» **Objective**: Output every record word for word.
==== Material provided
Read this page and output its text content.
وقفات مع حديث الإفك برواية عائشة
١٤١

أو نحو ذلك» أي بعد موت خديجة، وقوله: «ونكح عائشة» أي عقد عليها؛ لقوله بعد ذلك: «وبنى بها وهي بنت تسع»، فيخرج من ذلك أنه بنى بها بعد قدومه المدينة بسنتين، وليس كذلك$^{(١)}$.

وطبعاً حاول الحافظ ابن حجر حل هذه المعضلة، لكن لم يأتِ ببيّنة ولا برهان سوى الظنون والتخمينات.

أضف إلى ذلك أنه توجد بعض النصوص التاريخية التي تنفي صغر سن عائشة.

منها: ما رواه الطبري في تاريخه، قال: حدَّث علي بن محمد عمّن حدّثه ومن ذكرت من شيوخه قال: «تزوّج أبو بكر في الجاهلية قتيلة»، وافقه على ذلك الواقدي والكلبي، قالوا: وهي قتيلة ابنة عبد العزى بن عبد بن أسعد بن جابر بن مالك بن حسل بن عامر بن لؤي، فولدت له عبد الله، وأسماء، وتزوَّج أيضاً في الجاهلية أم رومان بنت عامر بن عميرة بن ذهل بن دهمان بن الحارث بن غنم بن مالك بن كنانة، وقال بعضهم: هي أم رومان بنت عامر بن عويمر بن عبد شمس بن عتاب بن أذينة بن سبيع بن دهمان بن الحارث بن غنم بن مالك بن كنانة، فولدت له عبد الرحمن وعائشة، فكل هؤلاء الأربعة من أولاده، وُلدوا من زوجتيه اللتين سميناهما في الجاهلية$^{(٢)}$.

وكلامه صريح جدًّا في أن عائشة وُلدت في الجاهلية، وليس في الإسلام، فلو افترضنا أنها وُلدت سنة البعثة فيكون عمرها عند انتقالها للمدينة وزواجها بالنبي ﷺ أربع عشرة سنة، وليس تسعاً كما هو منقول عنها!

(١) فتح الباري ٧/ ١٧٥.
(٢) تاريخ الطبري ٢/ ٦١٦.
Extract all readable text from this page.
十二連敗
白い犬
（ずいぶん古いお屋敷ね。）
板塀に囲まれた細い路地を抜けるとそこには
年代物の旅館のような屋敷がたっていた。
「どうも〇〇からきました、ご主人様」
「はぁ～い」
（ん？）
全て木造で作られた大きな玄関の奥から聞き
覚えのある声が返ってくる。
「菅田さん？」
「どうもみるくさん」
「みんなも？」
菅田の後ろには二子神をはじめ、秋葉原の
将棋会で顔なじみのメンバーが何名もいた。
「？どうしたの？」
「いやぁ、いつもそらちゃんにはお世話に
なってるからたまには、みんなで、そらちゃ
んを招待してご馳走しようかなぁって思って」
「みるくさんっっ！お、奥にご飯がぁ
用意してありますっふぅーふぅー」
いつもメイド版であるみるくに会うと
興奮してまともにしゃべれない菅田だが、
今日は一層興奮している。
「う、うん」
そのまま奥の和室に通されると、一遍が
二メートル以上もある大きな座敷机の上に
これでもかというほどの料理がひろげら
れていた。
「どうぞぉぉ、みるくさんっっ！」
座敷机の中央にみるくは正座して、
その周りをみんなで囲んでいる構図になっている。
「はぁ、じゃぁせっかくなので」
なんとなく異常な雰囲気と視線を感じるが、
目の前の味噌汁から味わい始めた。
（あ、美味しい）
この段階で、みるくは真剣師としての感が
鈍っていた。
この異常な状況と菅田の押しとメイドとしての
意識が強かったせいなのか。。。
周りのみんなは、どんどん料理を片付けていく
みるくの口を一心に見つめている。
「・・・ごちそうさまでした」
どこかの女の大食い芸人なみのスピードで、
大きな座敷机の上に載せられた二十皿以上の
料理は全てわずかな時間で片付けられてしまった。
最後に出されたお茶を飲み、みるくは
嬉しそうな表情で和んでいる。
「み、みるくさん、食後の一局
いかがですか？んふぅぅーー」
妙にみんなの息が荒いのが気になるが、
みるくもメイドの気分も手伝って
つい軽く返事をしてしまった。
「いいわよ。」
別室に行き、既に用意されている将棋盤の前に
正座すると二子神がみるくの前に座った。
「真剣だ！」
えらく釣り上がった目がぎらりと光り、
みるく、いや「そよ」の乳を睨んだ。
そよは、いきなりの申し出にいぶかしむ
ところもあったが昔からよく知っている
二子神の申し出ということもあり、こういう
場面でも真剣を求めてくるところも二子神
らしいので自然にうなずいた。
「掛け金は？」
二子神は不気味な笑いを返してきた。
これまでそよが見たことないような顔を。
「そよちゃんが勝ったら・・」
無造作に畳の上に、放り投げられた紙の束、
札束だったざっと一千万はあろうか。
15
========
» **Solution to this problem**:
Read this page and output its text content.
وقفات مع حديث الإفك برواية عائشة
١٤١

أو نحو ذلك» أي بعد موت خديجة، وقوله: «ونكح عائشة» أي عقد عليها؛ لقوله بعد ذلك: «وبنى بها وهي بنت تسع»، فيخرج من ذلك أنه بنى بها بعد قدومه المدينة بسنتين، وليس كذلك$^{(١)}$.

وطبعاً حاول الحافظ ابن حجر حل هذه المعضلة، لكن لم يأتِ ببيّنة ولا برهان سوى الظنون والتخمينات.

أضف إلى ذلك أنه توجد بعض النصوص التاريخية التي تنفي صغر سن عائشة.

منها: ما رواه الطبري في تاريخه، قال: حدَّث علي بن محمد عمّن حدّثه ومن ذكرت من شيوخه قال: «تزوّج أبو بكر في الجاهلية قتيلة»، وافقه على ذلك الواقدي والكلبي، قالوا: وهي قتيلة ابنة عبد العزى بن عبد بن أسعد بن جابر بن مالك بن حسل بن عامر بن لؤي، فولدت له عبد الله، وأسماء، وتزوَّج أيضاً في الجاهلية أم رومان بنت عامر بن عميرة بن ذهل بن دهمان بن الحارث بن غنم بن مالك بن كنانة، وقال بعضهم: هي أم رومان بنت عامر بن عويمر بن عبد شمس بن عتاب بن أذينة بن سبيع بن دهمان بن الحارث بن غنم بن مالك بن كنانة، فولدت له عبد الرحمن وعائشة، فكل هؤلاء الأربعة من أولاده، وُلدوا من زوجتيه اللتين سميناهما في الجاهلية$^{(٢)}$.

وكلامه صريح جدًّا في أن عائشة وُلدت في الجاهلية، وليس في الإسلام، فلو افترضنا أنها وُلدت سنة البعثة فيكون عمرها عند انتقالها للمدينة وزواجها بالنبي ﷺ أربع عشرة سنة، وليس تسعاً كما هو منقول عنها!

(١) فتح الباري ٧/ ١٧٥.
(٢) تاريخ الطبري ٢/ ٦١٦.
Extract all readable text from this page.
十二連敗
白い犬
（ずいぶん古いお屋敷ね。）
板塀に囲まれた細い路地を抜けるとそこには
年代物の旅館のような屋敷がたっていた。
「どうも〇〇からきました、ご主人様」
「はぁ～い」
（ん？）
全て木造で作られた大きな玄関の奥から聞き
覚えのある声が返ってくる。
「菅田さん？」
「どうもみるくさん」
「みんなも？」
菅田の後ろには二子神をはじめ、秋葉原の
将棋会で顔なじみのメンバーが何名もいた。
「？どうしたの？」
「いやぁ、いつもそらちゃんにはお世話に
なってるからたまには、みんなで、そらちゃ
んを招待してご馳走しようかなぁって思って」
「みるくさんっっ！お、奥にご飯がぁ
用意してありますっふぅーふぅー」
いつもメイド版であるみるくに会うと
興奮してまともにしゃべれない菅田だが、
今日は一層興奮している。
「う、うん」
そのまま奥の和室に通されると、一遍が
二メートル以上もある大きな座敷机の上に
これでもかというほどの料理がひろげら
れていた。
「どうぞぉぉ、みるくさんっっ！」
座敷机の中央にみるくは正座して、
その周りをみんなで囲んでいる構図になっている。
「はぁ、じゃぁせっかくなので」
なんとなく異常な雰囲気と視線を感じるが、
目の前の味噌汁から味わい始めた。
（あ、美味しい）
この段階で、みるくは真剣師としての感が
鈍っていた。
この異常な状況と菅田の押しとメイドとしての
意識が強かったせいなのか。。。
周りのみんなは、どんどん料理を片付けていく
みるくの口を一心に見つめている。
「・・・ごちそうさまでした」
どこかの女の大食い芸人なみのスピードで、
大きな座敷机の上に載せられた二十皿以上の
料理は全てわずかな時間で片付けられてしまった。
最後に出されたお茶を飲み、みるくは
嬉しそうな表情で和んでいる。
「み、みるくさん、食後の一局
いかがですか？んふぅぅーー」
妙にみんなの息が荒いのが気になるが、
みるくもメイドの気分も手伝って
つい軽く返事をしてしまった。
「いいわよ。」
別室に行き、既に用意されている将棋盤の前に
正座すると二子神がみるくの前に座った。
「真剣だ！」
えらく釣り上がった目がぎらりと光り、
みるく、いや「そよ」の乳を睨んだ。
そよは、いきなりの申し出にいぶかしむ
ところもあったが昔からよく知っている
二子神の申し出ということもあり、こういう
場面でも真剣を求めてくるところも二子神
らしいので自然にうなずいた。
「掛け金は？」
二子神は不気味な笑いを返してきた。
これまでそよが見たことないような顔を。
「そよちゃんが勝ったら・・」
無造作に畳の上に、放り投げられた紙の束、
札束だったざっと一千万はあろうか。
15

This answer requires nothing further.